- Written instruction: Search the entries below. Return every line that has "współrzędnych" in it.

- Exercise input:
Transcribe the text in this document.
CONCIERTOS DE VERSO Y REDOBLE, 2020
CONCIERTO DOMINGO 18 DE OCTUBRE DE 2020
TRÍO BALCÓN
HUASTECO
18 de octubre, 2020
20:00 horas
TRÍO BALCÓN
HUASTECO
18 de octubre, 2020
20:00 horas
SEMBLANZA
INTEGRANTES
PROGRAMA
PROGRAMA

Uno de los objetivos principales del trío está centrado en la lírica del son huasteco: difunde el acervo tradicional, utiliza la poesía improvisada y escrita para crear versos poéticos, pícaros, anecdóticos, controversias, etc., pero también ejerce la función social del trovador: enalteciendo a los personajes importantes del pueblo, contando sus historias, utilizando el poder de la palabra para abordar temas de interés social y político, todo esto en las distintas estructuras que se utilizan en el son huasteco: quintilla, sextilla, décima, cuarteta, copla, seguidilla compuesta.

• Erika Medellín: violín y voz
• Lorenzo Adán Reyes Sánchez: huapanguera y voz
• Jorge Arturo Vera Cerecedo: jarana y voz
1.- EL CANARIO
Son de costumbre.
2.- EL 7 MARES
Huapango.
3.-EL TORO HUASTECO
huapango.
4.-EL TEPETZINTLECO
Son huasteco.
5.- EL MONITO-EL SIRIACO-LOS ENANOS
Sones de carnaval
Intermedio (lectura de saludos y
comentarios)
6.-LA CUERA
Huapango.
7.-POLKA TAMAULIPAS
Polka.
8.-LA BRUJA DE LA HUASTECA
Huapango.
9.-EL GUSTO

==

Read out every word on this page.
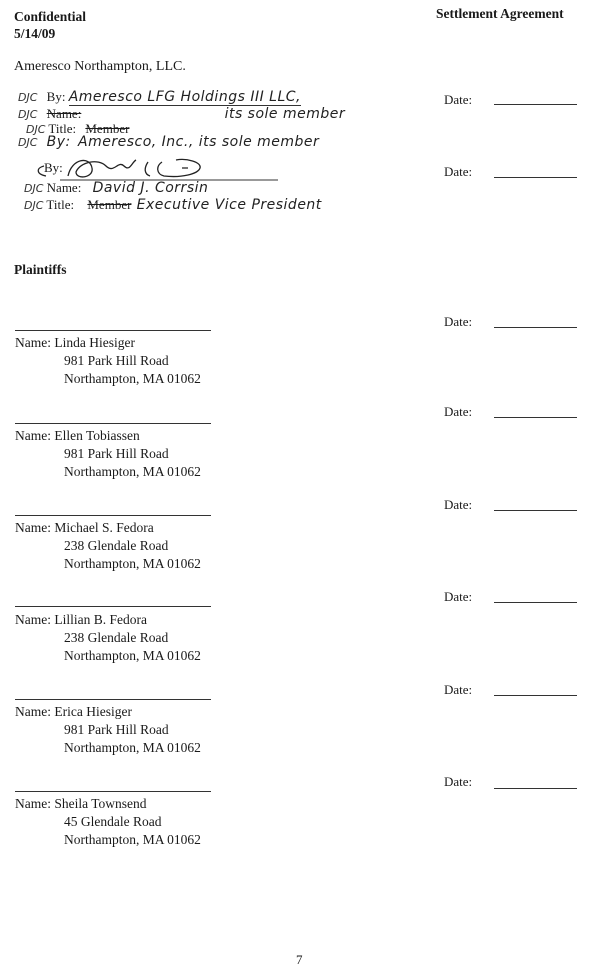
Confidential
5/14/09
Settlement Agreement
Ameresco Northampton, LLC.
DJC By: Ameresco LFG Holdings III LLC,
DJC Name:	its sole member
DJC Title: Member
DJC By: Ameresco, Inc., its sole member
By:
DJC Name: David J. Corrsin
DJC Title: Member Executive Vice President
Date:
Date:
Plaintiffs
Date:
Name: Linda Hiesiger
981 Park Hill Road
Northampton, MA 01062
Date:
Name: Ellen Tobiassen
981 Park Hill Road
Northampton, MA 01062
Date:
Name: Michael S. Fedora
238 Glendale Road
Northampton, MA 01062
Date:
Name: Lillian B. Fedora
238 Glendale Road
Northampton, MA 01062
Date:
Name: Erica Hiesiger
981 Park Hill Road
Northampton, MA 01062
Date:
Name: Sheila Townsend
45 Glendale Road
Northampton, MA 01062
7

...

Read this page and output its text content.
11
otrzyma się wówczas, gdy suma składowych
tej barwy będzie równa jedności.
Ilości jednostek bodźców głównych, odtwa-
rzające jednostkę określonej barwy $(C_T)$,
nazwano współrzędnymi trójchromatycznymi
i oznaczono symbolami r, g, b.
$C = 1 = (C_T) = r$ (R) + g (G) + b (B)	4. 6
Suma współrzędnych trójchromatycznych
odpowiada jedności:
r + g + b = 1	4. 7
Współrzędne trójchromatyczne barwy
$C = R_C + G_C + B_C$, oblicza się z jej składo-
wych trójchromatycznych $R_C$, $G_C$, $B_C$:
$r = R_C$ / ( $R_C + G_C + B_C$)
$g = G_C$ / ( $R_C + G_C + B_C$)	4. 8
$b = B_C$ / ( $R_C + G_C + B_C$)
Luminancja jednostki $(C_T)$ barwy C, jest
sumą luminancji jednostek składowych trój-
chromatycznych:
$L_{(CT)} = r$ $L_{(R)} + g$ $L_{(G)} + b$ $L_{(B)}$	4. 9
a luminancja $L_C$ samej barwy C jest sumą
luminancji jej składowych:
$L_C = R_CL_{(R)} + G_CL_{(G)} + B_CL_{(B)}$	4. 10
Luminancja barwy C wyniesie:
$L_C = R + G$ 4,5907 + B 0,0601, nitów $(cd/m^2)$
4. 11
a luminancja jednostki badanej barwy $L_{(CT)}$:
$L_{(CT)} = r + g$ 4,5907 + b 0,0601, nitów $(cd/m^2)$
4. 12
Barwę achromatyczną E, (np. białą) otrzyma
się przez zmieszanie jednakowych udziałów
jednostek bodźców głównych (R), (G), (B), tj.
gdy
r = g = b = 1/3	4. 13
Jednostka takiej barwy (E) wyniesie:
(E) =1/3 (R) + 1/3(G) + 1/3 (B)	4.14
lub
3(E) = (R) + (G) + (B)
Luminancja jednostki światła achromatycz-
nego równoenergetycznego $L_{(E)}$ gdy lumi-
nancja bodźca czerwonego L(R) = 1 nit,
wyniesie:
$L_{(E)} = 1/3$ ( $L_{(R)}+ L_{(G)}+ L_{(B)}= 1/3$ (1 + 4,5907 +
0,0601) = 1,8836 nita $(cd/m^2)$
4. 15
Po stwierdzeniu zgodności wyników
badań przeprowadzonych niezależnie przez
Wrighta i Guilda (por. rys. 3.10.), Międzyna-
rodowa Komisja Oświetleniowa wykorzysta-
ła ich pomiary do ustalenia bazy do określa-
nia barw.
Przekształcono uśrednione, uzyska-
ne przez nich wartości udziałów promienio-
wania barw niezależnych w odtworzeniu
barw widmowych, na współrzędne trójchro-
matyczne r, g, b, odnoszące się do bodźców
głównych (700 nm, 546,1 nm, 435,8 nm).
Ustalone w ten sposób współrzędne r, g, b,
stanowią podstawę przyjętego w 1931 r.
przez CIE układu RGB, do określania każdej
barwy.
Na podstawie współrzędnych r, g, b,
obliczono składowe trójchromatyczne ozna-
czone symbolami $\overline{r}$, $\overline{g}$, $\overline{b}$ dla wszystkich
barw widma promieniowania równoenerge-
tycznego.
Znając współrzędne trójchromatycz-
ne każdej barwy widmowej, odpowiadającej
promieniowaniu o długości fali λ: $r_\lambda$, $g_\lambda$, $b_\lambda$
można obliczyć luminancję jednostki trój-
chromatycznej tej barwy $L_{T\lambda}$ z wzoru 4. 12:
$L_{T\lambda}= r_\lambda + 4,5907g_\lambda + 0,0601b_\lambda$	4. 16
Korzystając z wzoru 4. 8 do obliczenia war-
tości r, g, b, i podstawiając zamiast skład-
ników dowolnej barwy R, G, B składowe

- Exercise response:
Suma współrzędnych trójchromatycznych
Na podstawie współrzędnych r, g, b,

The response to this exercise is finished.